Extracted records:
_ _ _ _ _

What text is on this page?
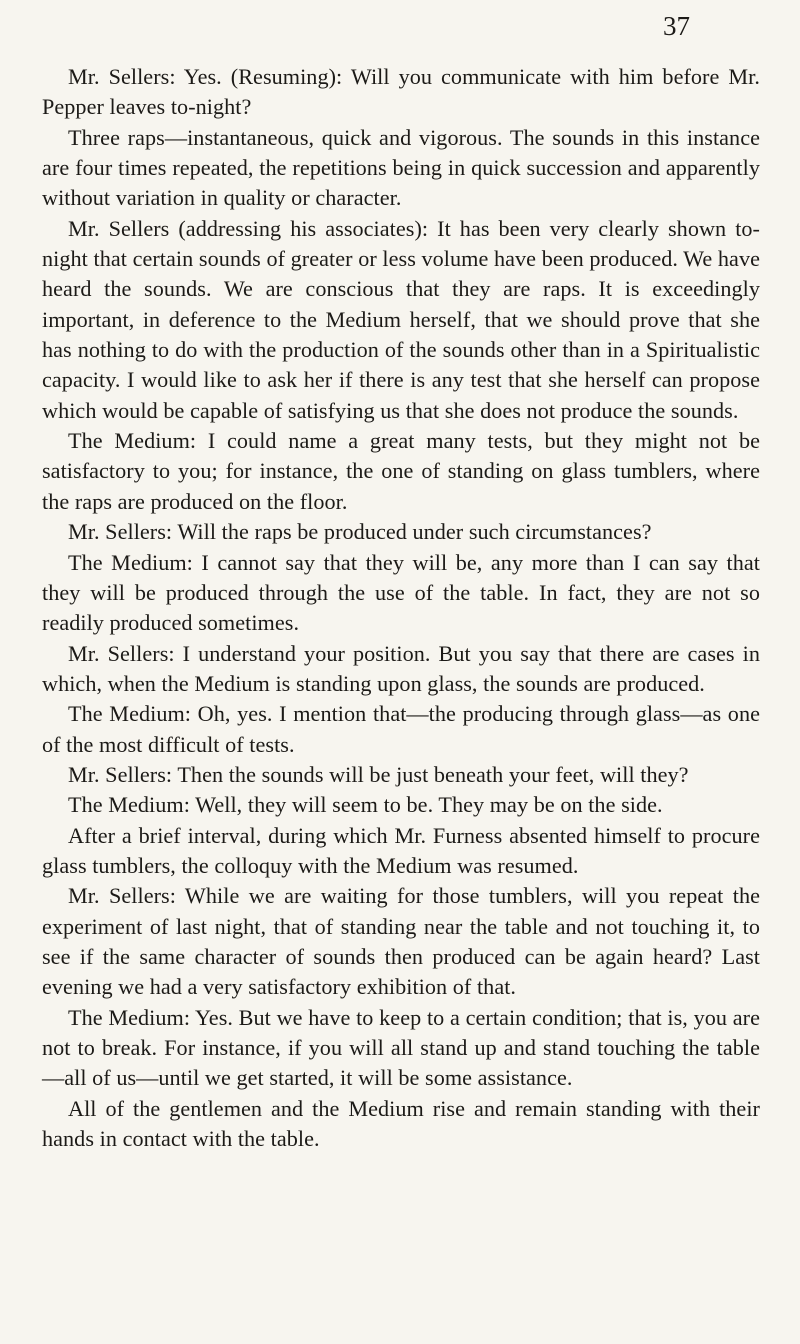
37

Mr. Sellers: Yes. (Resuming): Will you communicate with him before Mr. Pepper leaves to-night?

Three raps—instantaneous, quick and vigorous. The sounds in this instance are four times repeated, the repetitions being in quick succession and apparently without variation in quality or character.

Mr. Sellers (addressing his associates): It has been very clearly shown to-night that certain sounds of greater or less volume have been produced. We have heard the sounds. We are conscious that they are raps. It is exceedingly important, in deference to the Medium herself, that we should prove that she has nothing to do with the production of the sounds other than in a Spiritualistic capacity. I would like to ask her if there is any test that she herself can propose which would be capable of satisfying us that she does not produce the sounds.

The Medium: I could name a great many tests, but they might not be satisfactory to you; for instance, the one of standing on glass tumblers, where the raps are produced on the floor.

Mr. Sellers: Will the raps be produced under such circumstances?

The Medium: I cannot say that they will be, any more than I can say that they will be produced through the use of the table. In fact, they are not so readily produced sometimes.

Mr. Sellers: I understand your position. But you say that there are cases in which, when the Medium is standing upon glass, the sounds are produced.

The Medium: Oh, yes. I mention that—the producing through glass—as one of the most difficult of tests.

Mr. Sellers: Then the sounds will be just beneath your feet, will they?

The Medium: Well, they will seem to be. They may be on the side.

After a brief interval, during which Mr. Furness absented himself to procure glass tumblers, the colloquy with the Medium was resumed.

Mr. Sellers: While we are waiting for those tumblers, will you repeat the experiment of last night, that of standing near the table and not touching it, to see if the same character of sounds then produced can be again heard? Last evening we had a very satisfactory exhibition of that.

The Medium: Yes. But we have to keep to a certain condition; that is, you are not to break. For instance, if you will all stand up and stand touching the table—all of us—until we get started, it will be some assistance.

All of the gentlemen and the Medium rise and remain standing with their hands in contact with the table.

_ _ _ _ _

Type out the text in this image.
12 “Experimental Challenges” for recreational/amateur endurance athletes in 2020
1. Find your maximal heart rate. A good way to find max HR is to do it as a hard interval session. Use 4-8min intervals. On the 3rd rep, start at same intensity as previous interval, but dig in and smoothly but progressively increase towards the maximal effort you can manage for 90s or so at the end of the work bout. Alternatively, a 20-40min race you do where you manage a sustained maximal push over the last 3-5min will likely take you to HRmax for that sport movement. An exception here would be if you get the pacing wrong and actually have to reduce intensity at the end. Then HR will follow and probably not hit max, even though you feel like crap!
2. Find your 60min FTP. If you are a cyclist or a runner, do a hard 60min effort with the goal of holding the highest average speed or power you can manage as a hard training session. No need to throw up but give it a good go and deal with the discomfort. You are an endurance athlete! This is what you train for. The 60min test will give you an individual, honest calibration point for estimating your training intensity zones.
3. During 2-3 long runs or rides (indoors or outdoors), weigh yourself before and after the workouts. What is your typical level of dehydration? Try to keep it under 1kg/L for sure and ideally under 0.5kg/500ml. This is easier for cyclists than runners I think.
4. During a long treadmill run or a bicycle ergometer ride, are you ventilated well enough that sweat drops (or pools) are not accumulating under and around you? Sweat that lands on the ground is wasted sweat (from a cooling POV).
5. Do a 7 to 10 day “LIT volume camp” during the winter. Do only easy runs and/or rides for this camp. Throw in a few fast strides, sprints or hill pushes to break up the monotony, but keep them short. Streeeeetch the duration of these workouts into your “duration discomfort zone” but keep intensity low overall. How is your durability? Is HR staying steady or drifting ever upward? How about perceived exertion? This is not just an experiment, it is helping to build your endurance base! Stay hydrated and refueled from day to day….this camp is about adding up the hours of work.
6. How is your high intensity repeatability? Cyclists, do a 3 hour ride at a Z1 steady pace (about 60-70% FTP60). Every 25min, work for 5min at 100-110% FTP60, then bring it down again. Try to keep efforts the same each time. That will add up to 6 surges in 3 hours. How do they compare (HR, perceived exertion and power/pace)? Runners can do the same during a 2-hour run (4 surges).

_ _ _ _ _

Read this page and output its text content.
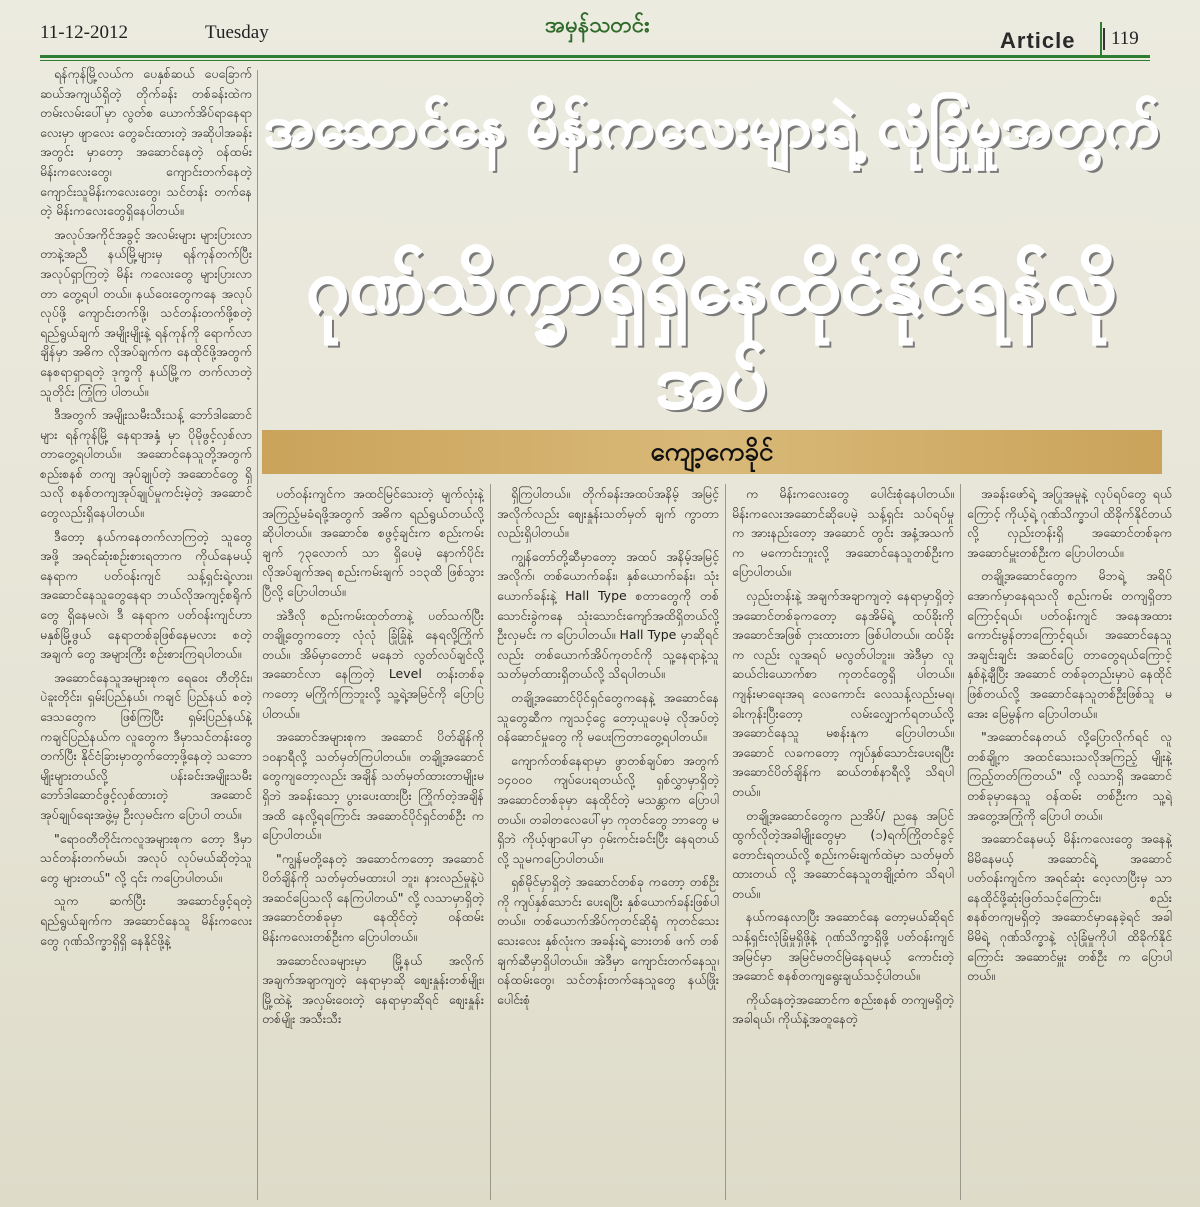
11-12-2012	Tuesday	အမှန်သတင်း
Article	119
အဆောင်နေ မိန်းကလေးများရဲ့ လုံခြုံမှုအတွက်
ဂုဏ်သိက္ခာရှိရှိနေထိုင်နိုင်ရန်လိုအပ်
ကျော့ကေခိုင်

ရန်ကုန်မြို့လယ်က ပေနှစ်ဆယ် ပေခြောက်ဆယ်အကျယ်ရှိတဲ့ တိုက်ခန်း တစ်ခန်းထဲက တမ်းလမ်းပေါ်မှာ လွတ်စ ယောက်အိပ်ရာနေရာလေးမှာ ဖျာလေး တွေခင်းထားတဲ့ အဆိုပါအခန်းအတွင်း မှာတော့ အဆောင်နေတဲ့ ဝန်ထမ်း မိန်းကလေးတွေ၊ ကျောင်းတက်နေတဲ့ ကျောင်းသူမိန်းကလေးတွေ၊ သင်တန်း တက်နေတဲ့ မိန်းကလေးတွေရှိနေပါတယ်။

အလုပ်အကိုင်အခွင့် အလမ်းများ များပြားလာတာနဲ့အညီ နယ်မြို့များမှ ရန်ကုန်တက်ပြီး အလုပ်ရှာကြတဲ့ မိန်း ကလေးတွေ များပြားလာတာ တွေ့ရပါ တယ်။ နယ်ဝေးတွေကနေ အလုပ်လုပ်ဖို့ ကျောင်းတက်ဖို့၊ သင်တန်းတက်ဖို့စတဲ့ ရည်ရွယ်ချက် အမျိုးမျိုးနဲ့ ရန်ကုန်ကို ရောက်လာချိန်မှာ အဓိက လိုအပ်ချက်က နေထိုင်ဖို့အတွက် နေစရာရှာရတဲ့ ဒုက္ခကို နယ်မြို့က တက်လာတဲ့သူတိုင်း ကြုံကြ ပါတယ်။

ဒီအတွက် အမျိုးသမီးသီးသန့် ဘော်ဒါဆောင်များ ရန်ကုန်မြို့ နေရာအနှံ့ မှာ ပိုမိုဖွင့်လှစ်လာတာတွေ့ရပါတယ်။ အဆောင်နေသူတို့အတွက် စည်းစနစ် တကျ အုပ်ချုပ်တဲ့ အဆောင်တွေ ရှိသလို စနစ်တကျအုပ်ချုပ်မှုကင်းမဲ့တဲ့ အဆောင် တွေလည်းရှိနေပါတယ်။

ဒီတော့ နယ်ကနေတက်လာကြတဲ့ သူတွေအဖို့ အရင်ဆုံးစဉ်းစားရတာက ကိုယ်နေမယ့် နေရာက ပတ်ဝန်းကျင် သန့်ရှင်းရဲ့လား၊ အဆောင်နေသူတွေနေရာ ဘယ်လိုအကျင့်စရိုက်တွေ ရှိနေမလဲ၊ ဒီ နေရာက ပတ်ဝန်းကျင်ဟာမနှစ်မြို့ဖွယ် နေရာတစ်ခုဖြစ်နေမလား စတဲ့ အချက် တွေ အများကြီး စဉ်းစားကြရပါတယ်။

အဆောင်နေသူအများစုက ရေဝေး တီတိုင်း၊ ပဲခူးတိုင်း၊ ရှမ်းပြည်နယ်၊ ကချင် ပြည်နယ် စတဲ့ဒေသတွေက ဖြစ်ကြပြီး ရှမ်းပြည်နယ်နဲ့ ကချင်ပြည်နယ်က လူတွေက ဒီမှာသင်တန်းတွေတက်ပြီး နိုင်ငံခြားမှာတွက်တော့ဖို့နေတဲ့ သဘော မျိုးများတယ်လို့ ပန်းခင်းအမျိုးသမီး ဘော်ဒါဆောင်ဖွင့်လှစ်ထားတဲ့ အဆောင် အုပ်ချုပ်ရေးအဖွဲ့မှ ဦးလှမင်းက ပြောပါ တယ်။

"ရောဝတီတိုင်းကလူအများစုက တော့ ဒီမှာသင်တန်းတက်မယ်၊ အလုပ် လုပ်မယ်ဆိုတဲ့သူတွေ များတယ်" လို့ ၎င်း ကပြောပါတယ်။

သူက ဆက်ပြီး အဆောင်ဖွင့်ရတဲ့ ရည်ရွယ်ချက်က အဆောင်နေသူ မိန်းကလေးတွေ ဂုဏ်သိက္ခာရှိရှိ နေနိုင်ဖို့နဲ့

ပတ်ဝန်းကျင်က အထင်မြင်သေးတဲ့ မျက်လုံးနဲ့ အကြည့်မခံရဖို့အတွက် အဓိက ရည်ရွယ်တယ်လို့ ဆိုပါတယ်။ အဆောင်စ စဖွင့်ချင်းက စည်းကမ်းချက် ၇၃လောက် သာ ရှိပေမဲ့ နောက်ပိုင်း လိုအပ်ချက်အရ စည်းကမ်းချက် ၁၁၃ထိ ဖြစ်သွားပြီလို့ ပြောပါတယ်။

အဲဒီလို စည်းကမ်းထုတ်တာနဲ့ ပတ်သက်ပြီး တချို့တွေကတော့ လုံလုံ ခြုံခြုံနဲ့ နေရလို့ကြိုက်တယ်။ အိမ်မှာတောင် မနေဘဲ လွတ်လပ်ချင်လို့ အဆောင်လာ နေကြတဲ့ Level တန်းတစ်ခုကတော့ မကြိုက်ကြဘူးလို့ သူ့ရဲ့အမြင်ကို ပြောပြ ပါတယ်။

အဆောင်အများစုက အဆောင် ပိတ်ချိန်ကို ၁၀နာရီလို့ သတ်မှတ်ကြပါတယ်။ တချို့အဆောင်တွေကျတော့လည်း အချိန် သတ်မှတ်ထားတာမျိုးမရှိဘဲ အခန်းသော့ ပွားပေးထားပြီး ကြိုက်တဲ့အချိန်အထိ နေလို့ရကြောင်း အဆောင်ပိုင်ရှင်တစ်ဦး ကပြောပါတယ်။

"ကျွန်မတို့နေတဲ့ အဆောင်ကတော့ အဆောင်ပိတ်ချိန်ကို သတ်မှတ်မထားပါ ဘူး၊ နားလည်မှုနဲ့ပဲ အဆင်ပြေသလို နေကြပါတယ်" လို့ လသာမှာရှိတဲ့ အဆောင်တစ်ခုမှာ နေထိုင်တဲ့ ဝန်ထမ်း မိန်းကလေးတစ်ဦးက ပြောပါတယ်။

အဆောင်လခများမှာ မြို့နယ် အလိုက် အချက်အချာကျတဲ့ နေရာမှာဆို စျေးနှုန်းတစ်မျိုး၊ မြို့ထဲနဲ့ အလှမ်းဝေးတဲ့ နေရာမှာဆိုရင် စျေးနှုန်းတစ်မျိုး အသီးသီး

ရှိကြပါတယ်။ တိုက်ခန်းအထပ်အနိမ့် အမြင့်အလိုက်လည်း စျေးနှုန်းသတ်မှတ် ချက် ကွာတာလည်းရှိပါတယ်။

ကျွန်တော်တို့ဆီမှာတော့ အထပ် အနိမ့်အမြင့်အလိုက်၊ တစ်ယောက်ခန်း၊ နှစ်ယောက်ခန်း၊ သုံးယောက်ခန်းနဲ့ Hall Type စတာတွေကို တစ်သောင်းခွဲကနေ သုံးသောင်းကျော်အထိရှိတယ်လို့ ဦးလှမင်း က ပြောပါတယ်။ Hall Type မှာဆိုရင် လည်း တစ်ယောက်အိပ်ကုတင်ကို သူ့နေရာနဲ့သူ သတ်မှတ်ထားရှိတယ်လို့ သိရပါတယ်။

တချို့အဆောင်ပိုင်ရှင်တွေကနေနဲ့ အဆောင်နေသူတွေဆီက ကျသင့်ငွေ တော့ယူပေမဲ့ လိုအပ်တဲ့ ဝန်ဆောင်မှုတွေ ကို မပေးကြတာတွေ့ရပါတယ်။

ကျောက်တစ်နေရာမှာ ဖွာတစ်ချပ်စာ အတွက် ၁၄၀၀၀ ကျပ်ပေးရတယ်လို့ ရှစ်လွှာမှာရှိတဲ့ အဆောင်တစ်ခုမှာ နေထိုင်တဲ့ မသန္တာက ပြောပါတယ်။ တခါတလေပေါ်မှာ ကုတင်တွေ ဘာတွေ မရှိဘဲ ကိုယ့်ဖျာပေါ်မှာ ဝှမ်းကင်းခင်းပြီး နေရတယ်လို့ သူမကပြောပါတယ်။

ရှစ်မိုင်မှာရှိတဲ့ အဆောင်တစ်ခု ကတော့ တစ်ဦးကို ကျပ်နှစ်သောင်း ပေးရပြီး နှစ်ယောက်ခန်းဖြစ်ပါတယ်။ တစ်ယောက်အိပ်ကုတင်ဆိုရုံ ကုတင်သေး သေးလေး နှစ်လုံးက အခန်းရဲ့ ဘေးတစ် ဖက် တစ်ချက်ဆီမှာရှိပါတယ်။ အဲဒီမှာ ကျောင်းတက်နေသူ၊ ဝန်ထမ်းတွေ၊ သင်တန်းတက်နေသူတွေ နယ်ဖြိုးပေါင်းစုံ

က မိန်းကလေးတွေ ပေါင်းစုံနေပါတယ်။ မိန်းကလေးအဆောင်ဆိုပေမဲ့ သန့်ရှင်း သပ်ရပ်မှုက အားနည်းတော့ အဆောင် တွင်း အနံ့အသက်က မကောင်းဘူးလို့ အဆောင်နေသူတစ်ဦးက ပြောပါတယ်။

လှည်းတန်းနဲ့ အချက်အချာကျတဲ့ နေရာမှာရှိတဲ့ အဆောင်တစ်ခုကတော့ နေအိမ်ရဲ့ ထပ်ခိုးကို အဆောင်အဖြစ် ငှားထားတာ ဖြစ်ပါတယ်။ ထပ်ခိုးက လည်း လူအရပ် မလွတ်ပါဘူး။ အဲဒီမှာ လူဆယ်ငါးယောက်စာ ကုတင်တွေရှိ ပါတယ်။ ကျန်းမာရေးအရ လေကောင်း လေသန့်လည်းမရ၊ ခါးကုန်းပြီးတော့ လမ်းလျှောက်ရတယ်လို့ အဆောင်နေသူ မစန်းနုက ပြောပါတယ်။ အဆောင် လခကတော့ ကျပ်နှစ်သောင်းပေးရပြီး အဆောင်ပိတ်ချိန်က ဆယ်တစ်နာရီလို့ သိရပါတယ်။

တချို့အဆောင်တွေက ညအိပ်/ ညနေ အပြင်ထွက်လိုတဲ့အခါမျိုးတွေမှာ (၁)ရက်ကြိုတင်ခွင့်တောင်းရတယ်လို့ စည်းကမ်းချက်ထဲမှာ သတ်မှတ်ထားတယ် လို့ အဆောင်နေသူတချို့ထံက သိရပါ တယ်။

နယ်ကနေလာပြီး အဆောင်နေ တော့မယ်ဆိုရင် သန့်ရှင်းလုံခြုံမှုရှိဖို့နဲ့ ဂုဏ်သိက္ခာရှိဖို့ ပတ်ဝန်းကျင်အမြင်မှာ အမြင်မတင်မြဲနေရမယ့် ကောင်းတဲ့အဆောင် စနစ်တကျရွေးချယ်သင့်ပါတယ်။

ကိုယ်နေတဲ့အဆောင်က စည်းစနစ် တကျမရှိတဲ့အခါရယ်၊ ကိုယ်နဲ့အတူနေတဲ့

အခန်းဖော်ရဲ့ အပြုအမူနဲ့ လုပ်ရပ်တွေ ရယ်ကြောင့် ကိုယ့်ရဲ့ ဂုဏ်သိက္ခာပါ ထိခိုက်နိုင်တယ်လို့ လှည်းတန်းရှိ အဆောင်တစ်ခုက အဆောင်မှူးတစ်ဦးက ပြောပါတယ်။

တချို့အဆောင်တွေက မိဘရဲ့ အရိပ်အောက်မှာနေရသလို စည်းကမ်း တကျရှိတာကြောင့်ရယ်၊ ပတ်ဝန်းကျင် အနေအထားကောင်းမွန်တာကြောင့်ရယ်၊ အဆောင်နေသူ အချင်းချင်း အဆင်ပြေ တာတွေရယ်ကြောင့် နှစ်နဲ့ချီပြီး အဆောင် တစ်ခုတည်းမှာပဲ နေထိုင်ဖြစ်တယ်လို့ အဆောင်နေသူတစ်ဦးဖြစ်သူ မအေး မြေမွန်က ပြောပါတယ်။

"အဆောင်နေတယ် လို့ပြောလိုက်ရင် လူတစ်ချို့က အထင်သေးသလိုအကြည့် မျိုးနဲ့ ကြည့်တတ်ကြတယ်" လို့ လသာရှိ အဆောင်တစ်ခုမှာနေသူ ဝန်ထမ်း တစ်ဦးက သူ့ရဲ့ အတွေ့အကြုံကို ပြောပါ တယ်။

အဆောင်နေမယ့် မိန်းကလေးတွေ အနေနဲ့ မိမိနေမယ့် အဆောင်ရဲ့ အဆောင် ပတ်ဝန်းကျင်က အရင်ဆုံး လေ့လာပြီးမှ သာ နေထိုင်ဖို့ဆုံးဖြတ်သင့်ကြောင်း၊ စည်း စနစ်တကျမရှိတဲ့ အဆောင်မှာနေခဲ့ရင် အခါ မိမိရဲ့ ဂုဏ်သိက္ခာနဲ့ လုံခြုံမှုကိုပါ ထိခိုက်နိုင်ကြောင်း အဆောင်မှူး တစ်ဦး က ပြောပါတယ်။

_ _ _ _ _

> **AIM**: Scan the lines for the string "there". Pick out every line that has it.

> **TASK RESPONSE**:
Mr. Sellers (addressing his associates): It has been very clearly shown to-night that certain sounds of greater or less volume have been produced. We have heard the sounds. We are conscious that they are raps. It is exceedingly important, in deference to the Medium herself, that we should prove that she has nothing to do with the production of the sounds other than in a Spiritualistic capacity. I would like to ask her if there is any test that she herself can propose which would be capable of satisfying us that she does not produce the sounds.
Mr. Sellers: I understand your position. But you say that there are cases in which, when the Medium is standing upon glass, the sounds are produced.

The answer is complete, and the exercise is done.